What you are asked to do
Collect all lines from the records below that include the word "power".

Stored entries
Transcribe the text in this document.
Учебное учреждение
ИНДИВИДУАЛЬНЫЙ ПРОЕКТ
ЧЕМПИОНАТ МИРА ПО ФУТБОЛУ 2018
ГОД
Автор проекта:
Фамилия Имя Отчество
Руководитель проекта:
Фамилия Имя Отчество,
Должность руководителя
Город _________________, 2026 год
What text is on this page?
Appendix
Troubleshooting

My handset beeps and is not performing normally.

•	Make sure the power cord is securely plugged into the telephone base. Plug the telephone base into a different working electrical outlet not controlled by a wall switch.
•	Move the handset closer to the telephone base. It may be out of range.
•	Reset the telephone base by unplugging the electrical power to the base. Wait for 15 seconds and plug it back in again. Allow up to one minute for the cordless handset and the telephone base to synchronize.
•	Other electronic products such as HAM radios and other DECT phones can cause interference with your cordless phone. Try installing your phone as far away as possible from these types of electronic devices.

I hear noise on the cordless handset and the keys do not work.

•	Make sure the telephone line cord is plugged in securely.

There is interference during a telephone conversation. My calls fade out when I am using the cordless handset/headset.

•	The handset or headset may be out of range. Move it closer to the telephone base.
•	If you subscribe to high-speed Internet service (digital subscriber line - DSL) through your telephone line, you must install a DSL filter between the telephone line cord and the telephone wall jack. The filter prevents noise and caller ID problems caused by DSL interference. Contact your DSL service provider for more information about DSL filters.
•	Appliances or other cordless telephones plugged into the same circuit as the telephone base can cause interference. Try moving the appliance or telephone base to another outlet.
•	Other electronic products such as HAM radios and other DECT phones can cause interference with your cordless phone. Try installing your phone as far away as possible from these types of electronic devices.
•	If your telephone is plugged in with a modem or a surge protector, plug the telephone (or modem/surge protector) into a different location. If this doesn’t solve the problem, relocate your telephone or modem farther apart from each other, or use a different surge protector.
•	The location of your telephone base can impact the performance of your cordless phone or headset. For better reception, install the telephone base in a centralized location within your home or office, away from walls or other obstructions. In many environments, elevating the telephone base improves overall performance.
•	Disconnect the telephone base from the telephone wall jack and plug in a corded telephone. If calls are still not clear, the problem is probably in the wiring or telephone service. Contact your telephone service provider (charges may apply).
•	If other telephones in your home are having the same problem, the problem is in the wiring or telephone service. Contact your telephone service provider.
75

Output of the task
•	Make sure the power cord is securely plugged into the telephone base. Plug the telephone base into a different working electrical outlet not controlled by a wall switch.
•	Reset the telephone base by unplugging the electrical power to the base. Wait for 15 seconds and plug it back in again. Allow up to one minute for the cordless handset and the telephone base to synchronize.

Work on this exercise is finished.